◆ **Exercise**: Restate each of the lines given below, word for word.

◆ **Extracted data entries**:
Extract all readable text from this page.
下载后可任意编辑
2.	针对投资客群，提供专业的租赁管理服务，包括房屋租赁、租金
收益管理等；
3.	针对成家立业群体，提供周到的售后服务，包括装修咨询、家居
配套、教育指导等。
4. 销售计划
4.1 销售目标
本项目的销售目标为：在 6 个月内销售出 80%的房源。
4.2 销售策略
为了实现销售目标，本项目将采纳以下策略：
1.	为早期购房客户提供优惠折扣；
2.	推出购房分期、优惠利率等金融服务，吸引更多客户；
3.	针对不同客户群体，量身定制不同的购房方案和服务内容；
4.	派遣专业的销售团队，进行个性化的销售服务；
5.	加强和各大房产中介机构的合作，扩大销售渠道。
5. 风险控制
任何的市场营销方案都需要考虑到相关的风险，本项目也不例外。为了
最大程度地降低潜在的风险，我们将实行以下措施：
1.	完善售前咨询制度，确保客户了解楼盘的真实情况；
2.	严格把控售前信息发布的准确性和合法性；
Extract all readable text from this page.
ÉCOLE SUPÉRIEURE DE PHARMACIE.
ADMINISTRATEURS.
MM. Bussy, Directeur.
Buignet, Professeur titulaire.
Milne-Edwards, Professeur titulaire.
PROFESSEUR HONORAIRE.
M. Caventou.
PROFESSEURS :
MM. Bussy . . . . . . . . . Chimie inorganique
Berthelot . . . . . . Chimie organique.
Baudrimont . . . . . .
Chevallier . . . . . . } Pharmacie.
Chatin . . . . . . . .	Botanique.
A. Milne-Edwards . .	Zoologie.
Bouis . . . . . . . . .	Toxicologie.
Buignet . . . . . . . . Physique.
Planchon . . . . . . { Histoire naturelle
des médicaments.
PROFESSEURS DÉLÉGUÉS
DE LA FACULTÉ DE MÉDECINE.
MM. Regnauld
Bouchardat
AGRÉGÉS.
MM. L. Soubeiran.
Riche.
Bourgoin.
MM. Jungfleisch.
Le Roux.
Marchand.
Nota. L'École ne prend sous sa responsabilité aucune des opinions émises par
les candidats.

◆ **Expected answer**:
Extract all readable text from this page.
下载后可任意编辑
2.	针对投资客群，提供专业的租赁管理服务，包括房屋租赁、租金
收益管理等；
3.	针对成家立业群体，提供周到的售后服务，包括装修咨询、家居
配套、教育指导等。
4. 销售计划
4.1 销售目标
本项目的销售目标为：在 6 个月内销售出 80%的房源。
4.2 销售策略
为了实现销售目标，本项目将采纳以下策略：
1.	为早期购房客户提供优惠折扣；
2.	推出购房分期、优惠利率等金融服务，吸引更多客户；
3.	针对不同客户群体，量身定制不同的购房方案和服务内容；
4.	派遣专业的销售团队，进行个性化的销售服务；
5.	加强和各大房产中介机构的合作，扩大销售渠道。
5. 风险控制
任何的市场营销方案都需要考虑到相关的风险，本项目也不例外。为了
最大程度地降低潜在的风险，我们将实行以下措施：
1.	完善售前咨询制度，确保客户了解楼盘的真实情况；
2.	严格把控售前信息发布的准确性和合法性；
Extract all readable text from this page.
ÉCOLE SUPÉRIEURE DE PHARMACIE.
ADMINISTRATEURS.
MM. Bussy, Directeur.
Buignet, Professeur titulaire.
Milne-Edwards, Professeur titulaire.
PROFESSEUR HONORAIRE.
M. Caventou.
PROFESSEURS :
MM. Bussy . . . . . . . . . Chimie inorganique
Berthelot . . . . . . Chimie organique.
Baudrimont . . . . . .
Chevallier . . . . . . } Pharmacie.
Chatin . . . . . . . .	Botanique.
A. Milne-Edwards . .	Zoologie.
Bouis . . . . . . . . .	Toxicologie.
Buignet . . . . . . . . Physique.
Planchon . . . . . . { Histoire naturelle
des médicaments.
PROFESSEURS DÉLÉGUÉS
DE LA FACULTÉ DE MÉDECINE.
MM. Regnauld
Bouchardat
AGRÉGÉS.
MM. L. Soubeiran.
Riche.
Bourgoin.
MM. Jungfleisch.
Le Roux.
Marchand.
Nota. L'École ne prend sous sa responsabilité aucune des opinions émises par
les candidats.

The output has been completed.